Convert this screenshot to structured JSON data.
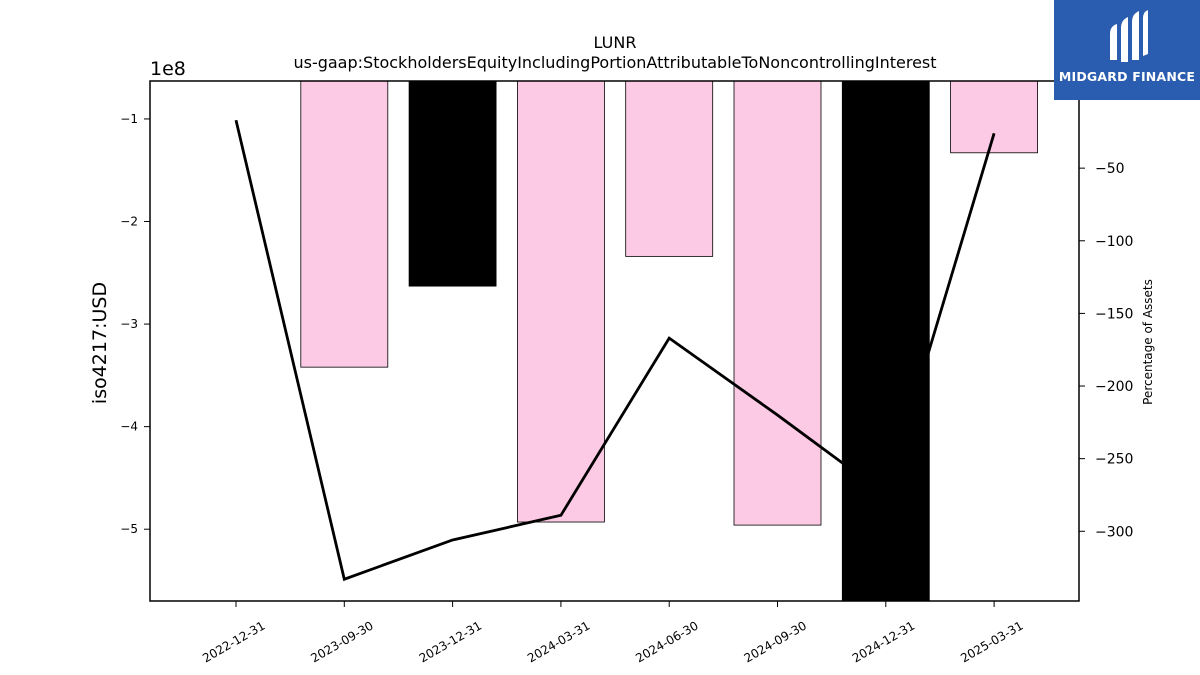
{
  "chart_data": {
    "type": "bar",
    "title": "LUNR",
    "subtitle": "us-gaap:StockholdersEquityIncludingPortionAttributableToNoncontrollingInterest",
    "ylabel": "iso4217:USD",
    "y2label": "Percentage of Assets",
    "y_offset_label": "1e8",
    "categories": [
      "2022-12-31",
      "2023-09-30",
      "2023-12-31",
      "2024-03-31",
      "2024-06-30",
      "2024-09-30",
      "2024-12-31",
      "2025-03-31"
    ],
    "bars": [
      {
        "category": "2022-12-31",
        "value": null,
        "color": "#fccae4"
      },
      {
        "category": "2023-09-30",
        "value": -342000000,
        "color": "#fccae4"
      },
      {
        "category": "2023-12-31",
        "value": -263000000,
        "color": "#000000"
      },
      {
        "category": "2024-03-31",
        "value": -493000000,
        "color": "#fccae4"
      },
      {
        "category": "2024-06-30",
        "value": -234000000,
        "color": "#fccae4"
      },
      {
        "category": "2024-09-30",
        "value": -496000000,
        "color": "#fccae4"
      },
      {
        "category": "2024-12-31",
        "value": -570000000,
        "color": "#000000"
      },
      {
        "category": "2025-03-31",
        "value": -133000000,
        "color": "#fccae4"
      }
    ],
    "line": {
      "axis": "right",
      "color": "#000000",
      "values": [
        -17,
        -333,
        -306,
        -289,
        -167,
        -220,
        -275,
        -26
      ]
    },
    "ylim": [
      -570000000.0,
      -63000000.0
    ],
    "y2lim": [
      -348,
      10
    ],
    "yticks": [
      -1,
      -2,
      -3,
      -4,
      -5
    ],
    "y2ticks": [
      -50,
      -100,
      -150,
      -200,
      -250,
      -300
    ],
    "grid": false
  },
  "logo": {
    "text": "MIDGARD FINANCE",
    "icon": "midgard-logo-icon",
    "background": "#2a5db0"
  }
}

****

◆ THE TASK
Leave out the pictures and copy everything else in the records word for word.

◆ FULL SOLUTION
Convert this screenshot to structured JSON data.
{
  "chart_data": {
    "type": "bar",
    "title": "LUNR",
    "subtitle": "us-gaap:StockholdersEquityIncludingPortionAttributableToNoncontrollingInterest",
    "ylabel": "iso4217:USD",
    "y2label": "Percentage of Assets",
    "y_offset_label": "1e8",
    "categories": [
      "2022-12-31",
      "2023-09-30",
      "2023-12-31",
      "2024-03-31",
      "2024-06-30",
      "2024-09-30",
      "2024-12-31",
      "2025-03-31"
    ],
    "bars": [
      {
        "category": "2022-12-31",
        "value": null,
        "color": "#fccae4"
      },
      {
        "category": "2023-09-30",
        "value": -342000000,
        "color": "#fccae4"
      },
      {
        "category": "2023-12-31",
        "value": -263000000,
        "color": "#000000"
      },
      {
        "category": "2024-03-31",
        "value": -493000000,
        "color": "#fccae4"
      },
      {
        "category": "2024-06-30",
        "value": -234000000,
        "color": "#fccae4"
      },
      {
        "category": "2024-09-30",
        "value": -496000000,
        "color": "#fccae4"
      },
      {
        "category": "2024-12-31",
        "value": -570000000,
        "color": "#000000"
      },
      {
        "category": "2025-03-31",
        "value": -133000000,
        "color": "#fccae4"
      }
    ],
    "line": {
      "axis": "right",
      "color": "#000000",
      "values": [
        -17,
        -333,
        -306,
        -289,
        -167,
        -220,
        -275,
        -26
      ]
    },
    "ylim": [
      -570000000.0,
      -63000000.0
    ],
    "y2lim": [
      -348,
      10
    ],
    "yticks": [
      -1,
      -2,
      -3,
      -4,
      -5
    ],
    "y2ticks": [
      -50,
      -100,
      -150,
      -200,
      -250,
      -300
    ],
    "grid": false
  },
  "logo": {
    "text": "MIDGARD FINANCE",
    "icon": "midgard-logo-icon",
    "background": "#2a5db0"
  }
}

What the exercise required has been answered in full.